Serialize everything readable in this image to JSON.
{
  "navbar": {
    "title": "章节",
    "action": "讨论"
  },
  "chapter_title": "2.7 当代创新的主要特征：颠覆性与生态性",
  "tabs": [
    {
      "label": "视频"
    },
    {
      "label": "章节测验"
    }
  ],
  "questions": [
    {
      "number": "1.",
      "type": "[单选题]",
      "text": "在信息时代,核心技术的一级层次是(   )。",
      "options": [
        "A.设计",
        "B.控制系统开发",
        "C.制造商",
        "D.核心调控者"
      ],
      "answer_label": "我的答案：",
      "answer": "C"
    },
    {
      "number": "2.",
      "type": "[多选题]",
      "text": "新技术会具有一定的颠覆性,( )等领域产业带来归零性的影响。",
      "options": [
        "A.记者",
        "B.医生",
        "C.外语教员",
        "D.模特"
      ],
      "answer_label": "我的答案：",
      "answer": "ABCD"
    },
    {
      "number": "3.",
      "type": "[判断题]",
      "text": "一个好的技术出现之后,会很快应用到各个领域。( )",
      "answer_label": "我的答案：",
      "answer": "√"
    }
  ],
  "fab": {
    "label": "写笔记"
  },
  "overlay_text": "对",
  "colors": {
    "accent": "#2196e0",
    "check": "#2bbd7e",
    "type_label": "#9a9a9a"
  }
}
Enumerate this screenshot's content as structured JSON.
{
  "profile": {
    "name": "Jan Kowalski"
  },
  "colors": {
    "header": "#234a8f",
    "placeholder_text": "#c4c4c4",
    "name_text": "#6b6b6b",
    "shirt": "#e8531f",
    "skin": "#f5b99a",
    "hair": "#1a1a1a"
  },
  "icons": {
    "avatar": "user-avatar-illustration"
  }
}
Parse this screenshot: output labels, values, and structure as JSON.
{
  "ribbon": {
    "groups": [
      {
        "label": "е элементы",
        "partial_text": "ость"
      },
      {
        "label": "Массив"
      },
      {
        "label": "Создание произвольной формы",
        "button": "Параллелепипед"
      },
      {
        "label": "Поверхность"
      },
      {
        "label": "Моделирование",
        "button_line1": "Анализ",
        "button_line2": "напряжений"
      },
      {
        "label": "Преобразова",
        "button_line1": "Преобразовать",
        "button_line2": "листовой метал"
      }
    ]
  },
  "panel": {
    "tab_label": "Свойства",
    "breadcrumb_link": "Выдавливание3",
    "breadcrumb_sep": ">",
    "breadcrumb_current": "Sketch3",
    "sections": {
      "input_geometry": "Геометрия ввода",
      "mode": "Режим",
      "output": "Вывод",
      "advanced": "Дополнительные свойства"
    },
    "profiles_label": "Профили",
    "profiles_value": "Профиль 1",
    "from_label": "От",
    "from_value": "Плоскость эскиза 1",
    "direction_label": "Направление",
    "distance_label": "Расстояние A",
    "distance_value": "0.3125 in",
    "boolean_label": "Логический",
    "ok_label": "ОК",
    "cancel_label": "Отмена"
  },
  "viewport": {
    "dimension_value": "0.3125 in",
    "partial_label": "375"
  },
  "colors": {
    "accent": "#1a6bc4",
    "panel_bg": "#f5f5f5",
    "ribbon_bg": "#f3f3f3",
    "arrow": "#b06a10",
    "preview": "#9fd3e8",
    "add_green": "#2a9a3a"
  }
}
◆ ◆ ◆ ◆ ◆
Extract, exactly, the lines above that begin at the line containing "Parse this screenshot: output" and end at the final line of the records; add no other text.

Parse this screenshot: output labels, values, and structure as JSON.
{
  "ribbon": {
    "groups": [
      {
        "label": "е элементы",
        "partial_text": "ость"
      },
      {
        "label": "Массив"
      },
      {
        "label": "Создание произвольной формы",
        "button": "Параллелепипед"
      },
      {
        "label": "Поверхность"
      },
      {
        "label": "Моделирование",
        "button_line1": "Анализ",
        "button_line2": "напряжений"
      },
      {
        "label": "Преобразова",
        "button_line1": "Преобразовать",
        "button_line2": "листовой метал"
      }
    ]
  },
  "panel": {
    "tab_label": "Свойства",
    "breadcrumb_link": "Выдавливание3",
    "breadcrumb_sep": ">",
    "breadcrumb_current": "Sketch3",
    "sections": {
      "input_geometry": "Геометрия ввода",
      "mode": "Режим",
      "output": "Вывод",
      "advanced": "Дополнительные свойства"
    },
    "profiles_label": "Профили",
    "profiles_value": "Профиль 1",
    "from_label": "От",
    "from_value": "Плоскость эскиза 1",
    "direction_label": "Направление",
    "distance_label": "Расстояние A",
    "distance_value": "0.3125 in",
    "boolean_label": "Логический",
    "ok_label": "ОК",
    "cancel_label": "Отмена"
  },
  "viewport": {
    "dimension_value": "0.3125 in",
    "partial_label": "375"
  },
  "colors": {
    "accent": "#1a6bc4",
    "panel_bg": "#f5f5f5",
    "ribbon_bg": "#f3f3f3",
    "arrow": "#b06a10",
    "preview": "#9fd3e8",
    "add_green": "#2a9a3a"
  }
}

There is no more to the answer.